> **Task goal**: Where a line holds the word "Overdraft", copy that line.
--- Begin Input for this task ---
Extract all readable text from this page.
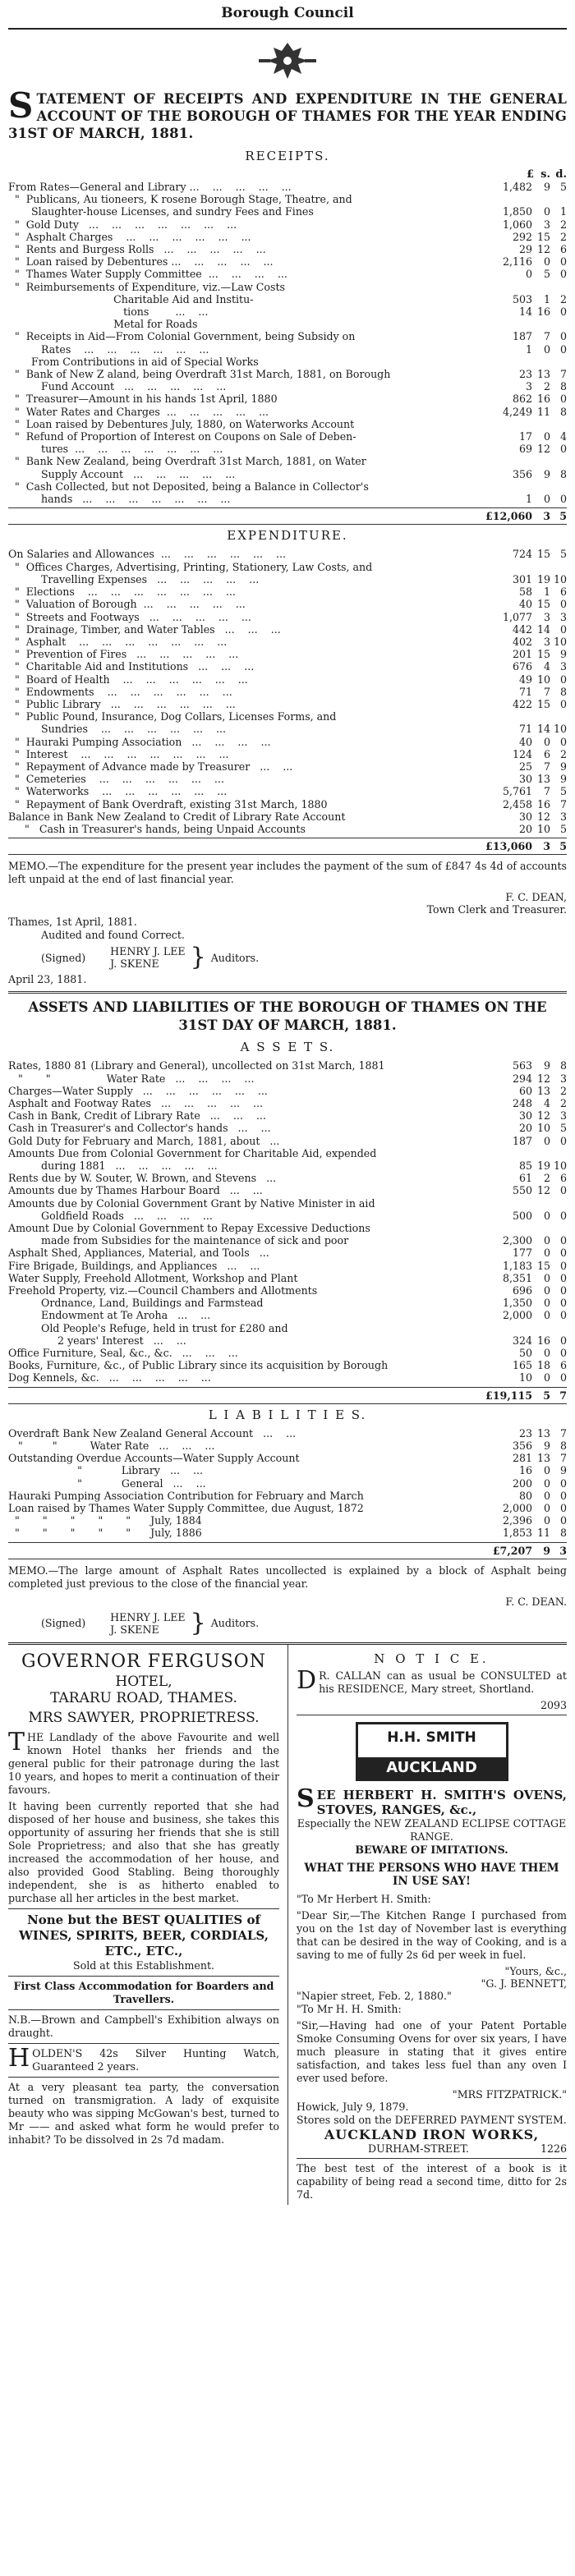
Borough Council
STATEMENT OF RECEIPTS AND EXPENDITURE IN THE GENERAL ACCOUNT OF THE BOROUGH OF THAMES FOR THE YEAR ENDING 31ST OF MARCH, 1881.
RECEIPTS.
£ s. d.
From Rates—General and Library ...    ...    ...    ...    ...	1,482	9 5
"  Publicans, Au tioneers, K rosene Borough Stage, Theatre, and
Slaughter-house Licenses, and sundry Fees and Fines	1,850	0 1
"  Gold Duty   ...    ...    ...    ...    ...    ...    ...	1,060	3 2
"  Asphalt Charges    ...    ...    ...    ...    ...    ...	292 15 2
"  Rents and Burgess Rolls   ...    ...    ...    ...    ...	29 12 6
"  Loan raised by Debentures ...    ...    ...    ...    ...	2,116	0 0
"  Thames Water Supply Committee  ...    ...    ...    ...	0	5 0
"  Reimbursements of Expenditure, viz.—Law Costs
Charitable Aid and Institu-	503	1 2
tions        ...    ...	14 16 0
Metal for Roads
"  Receipts in Aid—From Colonial Government, being Subsidy on	187	7 0
Rates    ...    ...    ...    ...    ...    ...	1	0 0
From Contributions in aid of Special Works
"  Bank of New Z aland, being Overdraft 31st March, 1881, on Borough	23 13 7
Fund Account   ...    ...    ...    ...    ...	3	2 8
"  Treasurer—Amount in his hands 1st April, 1880	862 16 0
"  Water Rates and Charges  ...    ...    ...    ...    ...	4,249 11 8
"  Loan raised by Debentures July, 1880, on Waterworks Account
"  Refund of Proportion of Interest on Coupons on Sale of Deben-	17	0 4
tures  ...    ...    ...    ...    ...    ...    ...	69 12 0
"  Bank New Zealand, being Overdraft 31st March, 1881, on Water
Supply Account   ...    ...    ...    ...    ...	356	9 8
"  Cash Collected, but not Deposited, being a Balance in Collector's
hands   ...    ...    ...    ...    ...    ...    ...	1	0 0
£12,060	3 5
EXPENDITURE.
On Salaries and Allowances  ...    ...    ...    ...    ...    ...	724 15 5
"  Offices Charges, Advertising, Printing, Stationery, Law Costs, and
Travelling Expenses   ...    ...    ...    ...    ...	301 19 10
"  Elections    ...    ...    ...    ...    ...    ...    ...	58	1 6
"  Valuation of Borough  ...    ...    ...    ...    ...	40 15 0
"  Streets and Footways   ...    ...    ...    ...    ...	1,077	3 3
"  Drainage, Timber, and Water Tables   ...    ...    ...	442 14 0
"  Asphalt    ...    ...    ...    ...    ...    ...    ...	402	3 10
"  Prevention of Fires   ...    ...    ...    ...    ...	201 15 9
"  Charitable Aid and Institutions   ...    ...    ...	676	4 3
"  Board of Health    ...    ...    ...    ...    ...    ...	49 10 0
"  Endowments    ...    ...    ...    ...    ...    ...	71	7 8
"  Public Library   ...    ...    ...    ...    ...    ...	422 15 0
"  Public Pound, Insurance, Dog Collars, Licenses Forms, and
Sundries    ...    ...    ...    ...    ...    ...	71 14 10
"  Hauraki Pumping Association   ...    ...    ...    ...	40	0 0
"  Interest    ...    ...    ...    ...    ...    ...    ...	124	6 2
"  Repayment of Advance made by Treasurer   ...    ...	25	7 9
"  Cemeteries    ...    ...    ...    ...    ...    ...	30 13 9
"  Waterworks    ...    ...    ...    ...    ...    ...	5,761	7 5
"  Repayment of Bank Overdraft, existing 31st March, 1880	2,458 16 7
Balance in Bank New Zealand to Credit of Library Rate Account	30 12 3
"   Cash in Treasurer's hands, being Unpaid Accounts	20 10 5
£13,060	3 5
MEMO.—The expenditure for the present year includes the payment of the sum of £847 4s 4d of accounts left unpaid at the end of last financial year.
F. C. DEAN,
Town Clerk and Treasurer.
Thames, 1st April, 1881.
Audited and found Correct.
(Signed) HENRY J. LEE
J. SKENE	} Auditors.
April 23, 1881.
ASSETS AND LIABILITIES OF THE BOROUGH OF THAMES ON THE 31ST DAY OF MARCH, 1881.
A S S E T S.
Rates, 1880 81 (Library and General), uncollected on 31st March, 1881	563	9 8
"       "                 Water Rate   ...    ...    ...    ...	294 12 3
Charges—Water Supply   ...    ...    ...    ...    ...    ...	60 13 2
Asphalt and Footway Rates   ...    ...    ...    ...    ...	248	4 2
Cash in Bank, Credit of Library Rate   ...    ...    ...	30 12 3
Cash in Treasurer's and Collector's hands   ...    ...	20 10 5
Gold Duty for February and March, 1881, about   ...	187	0 0
Amounts Due from Colonial Government for Charitable Aid, expended
during 1881   ...    ...    ...    ...    ...	85 19 10
Rents due by W. Souter, W. Brown, and Stevens   ...	61	2 6
Amounts due by Thames Harbour Board   ...    ...	550 12 0
Amounts due by Colonial Government Grant by Native Minister in aid
Goldfield Roads   ...    ...    ...    ...	500	0 0
Amount Due by Colonial Government to Repay Excessive Deductions
made from Subsidies for the maintenance of sick and poor	2,300	0 0
Asphalt Shed, Appliances, Material, and Tools   ...	177	0 0
Fire Brigade, Buildings, and Appliances   ...    ...	1,183 15 0
Water Supply, Freehold Allotment, Workshop and Plant	8,351	0 0
Freehold Property, viz.—Council Chambers and Allotments	696	0 0
Ordnance, Land, Buildings and Farmstead	1,350	0 0
Endowment at Te Aroha   ...    ...	2,000	0 0
Old People's Refuge, held in trust for £280 and
2 years' Interest   ...    ...	324 16 0
Office Furniture, Seal, &c., &c.   ...    ...    ...	50	0 0
Books, Furniture, &c., of Public Library since its acquisition by Borough	165 18 6
Dog Kennels, &c.   ...    ...    ...    ...    ...	10	0 0
£19,115	5 7
L I A B I L I T I E S.
Overdraft Bank New Zealand General Account   ...    ...	23 13 7
"         "          Water Rate   ...    ...    ...	356	9 8
Outstanding Overdue Accounts—Water Supply Account	281 13 7
"            Library   ...    ...	16	0 9
"            General   ...    ...	200	0 0
Hauraki Pumping Association Contribution for February and March	80	0 0
Loan raised by Thames Water Supply Committee, due August, 1872	2,000	0 0
"       "       "       "       "      July, 1884	2,396	0 0
"       "       "       "       "      July, 1886	1,853 11 8
£7,207	9 3
MEMO.—The large amount of Asphalt Rates uncollected is explained by a block of Asphalt being completed just previous to the close of the financial year.
F. C. DEAN.
(Signed) HENRY J. LEE
J. SKENE	} Auditors.
GOVERNOR FERGUSON
HOTEL,
TARARU ROAD, THAMES.
MRS SAWYER, PROPRIETRESS.
THE Landlady of the above Favourite and well known Hotel thanks her friends and the general public for their patronage during the last 10 years, and hopes to merit a continuation of their favours.
It having been currently reported that she had disposed of her house and business, she takes this opportunity of assuring her friends that she is still Sole Proprietress; and also that she has greatly increased the accommodation of her house, and also provided Good Stabling. Being thoroughly independent, she is as hitherto enabled to purchase all her articles in the best market.
None but the BEST QUALITIES of WINES, SPIRITS, BEER, CORDIALS, ETC., ETC.,
Sold at this Establishment.
First Class Accommodation for Boarders and Travellers.
N.B.—Brown and Campbell's Exhibition always on draught.
HOLDEN'S 42s Silver Hunting Watch, Guaranteed 2 years.
At a very pleasant tea party, the conversation turned on transmigration. A lady of exquisite beauty who was sipping McGowan's best, turned to Mr —— and asked what form he would prefer to inhabit? To be dissolved in 2s 7d madam.
N O T I C E.
D R. CALLAN can as usual be CONSULTED at his RESIDENCE, Mary street, Shortland.
2093
H.H. SMITH
AUCKLAND
SEE HERBERT H. SMITH'S OVENS, STOVES, RANGES, &c.,
Especially the NEW ZEALAND ECLIPSE COTTAGE RANGE.
BEWARE OF IMITATIONS.
WHAT THE PERSONS WHO HAVE THEM IN USE SAY!
"To Mr Herbert H. Smith:
"Dear Sir,—The Kitchen Range I purchased from you on the 1st day of November last is everything that can be desired in the way of Cooking, and is a saving to me of fully 2s 6d per week in fuel.
"Yours, &c.,
"G. J. BENNETT,
"Napier street, Feb. 2, 1880."
"To Mr H. H. Smith:
"Sir,—Having had one of your Patent Portable Smoke Consuming Ovens for over six years, I have much pleasure in stating that it gives entire satisfaction, and takes less fuel than any oven I ever used before.
"MRS FITZPATRICK."
Howick, July 9, 1879.
Stores sold on the DEFERRED PAYMENT SYSTEM.
AUCKLAND IRON WORKS,
DURHAM-STREET.	1226
The best test of the interest of a book is it capability of being read a second time, ditto for 2s 7d.
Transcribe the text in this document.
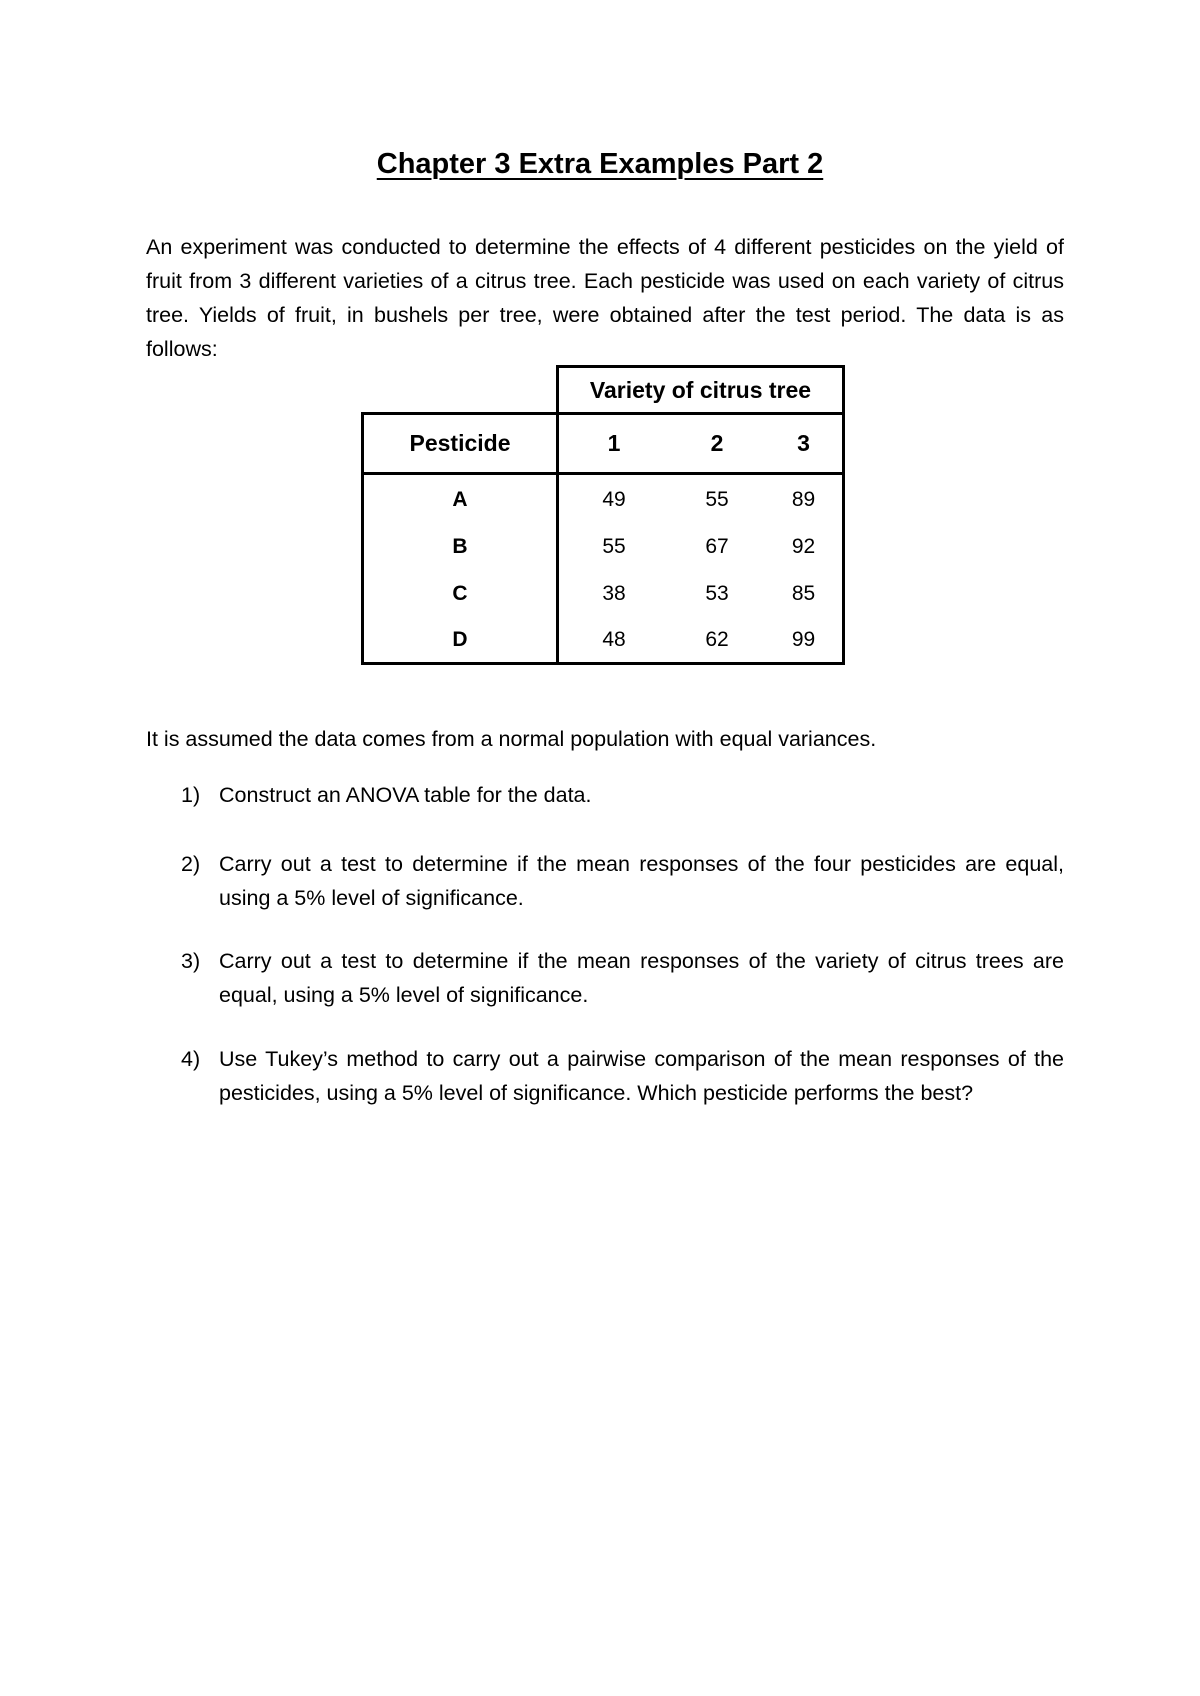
Chapter 3 Extra Examples Part 2

An experiment was conducted to determine the effects of 4 different pesticides on the yield of fruit from 3 different varieties of a citrus tree. Each pesticide was used on each variety of citrus tree. Yields of fruit, in bushels per tree, were obtained after the test period. The data is as follows:

Variety of citrus tree
Pesticide	1	2	3
A	49	55	89
B	55	67	92
C	38	53	85
D	48	62	99

It is assumed the data comes from a normal population with equal variances.

1) Construct an ANOVA table for the data.
2) Carry out a test to determine if the mean responses of the four pesticides are equal, using a 5% level of significance.
3) Carry out a test to determine if the mean responses of the variety of citrus trees are equal, using a 5% level of significance.
4) Use Tukey’s method to carry out a pairwise comparison of the mean responses of the pesticides, using a 5% level of significance. Which pesticide performs the best?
--- End Input for this task ---
> **Response below**:
"  Bank of New Z aland, being Overdraft 31st March, 1881, on Borough	23 13 7
"  Bank New Zealand, being Overdraft 31st March, 1881, on Water
"  Repayment of Bank Overdraft, existing 31st March, 1880	2,458 16 7
Overdraft Bank New Zealand General Account   ...    ...	23 13 7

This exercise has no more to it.